Exercise description - Please write out the complete listing that follows, exactly as it reads.

Records to use -
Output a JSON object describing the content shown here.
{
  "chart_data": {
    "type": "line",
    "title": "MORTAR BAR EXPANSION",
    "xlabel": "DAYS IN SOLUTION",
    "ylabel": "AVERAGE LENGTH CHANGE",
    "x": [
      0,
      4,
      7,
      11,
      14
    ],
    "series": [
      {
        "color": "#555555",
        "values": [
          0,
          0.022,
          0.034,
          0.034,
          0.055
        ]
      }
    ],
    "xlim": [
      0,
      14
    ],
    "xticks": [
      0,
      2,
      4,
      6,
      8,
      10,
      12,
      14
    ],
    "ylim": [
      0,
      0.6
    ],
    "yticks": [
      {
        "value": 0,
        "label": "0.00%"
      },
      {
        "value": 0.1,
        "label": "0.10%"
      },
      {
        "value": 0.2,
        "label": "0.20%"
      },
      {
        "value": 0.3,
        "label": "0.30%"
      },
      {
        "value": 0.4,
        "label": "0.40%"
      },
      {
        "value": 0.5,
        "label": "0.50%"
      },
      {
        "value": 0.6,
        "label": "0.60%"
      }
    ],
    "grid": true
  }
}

Expected answer -
Output a JSON object describing the content shown here.
{
  "chart_data": {
    "type": "line",
    "title": "MORTAR BAR EXPANSION",
    "xlabel": "DAYS IN SOLUTION",
    "ylabel": "AVERAGE LENGTH CHANGE",
    "x": [
      0,
      4,
      7,
      11,
      14
    ],
    "series": [
      {
        "color": "#555555",
        "values": [
          0,
          0.022,
          0.034,
          0.034,
          0.055
        ]
      }
    ],
    "xlim": [
      0,
      14
    ],
    "xticks": [
      0,
      2,
      4,
      6,
      8,
      10,
      12,
      14
    ],
    "ylim": [
      0,
      0.6
    ],
    "yticks": [
      {
        "value": 0,
        "label": "0.00%"
      },
      {
        "value": 0.1,
        "label": "0.10%"
      },
      {
        "value": 0.2,
        "label": "0.20%"
      },
      {
        "value": 0.3,
        "label": "0.30%"
      },
      {
        "value": 0.4,
        "label": "0.40%"
      },
      {
        "value": 0.5,
        "label": "0.50%"
      },
      {
        "value": 0.6,
        "label": "0.60%"
      }
    ],
    "grid": true
  }
}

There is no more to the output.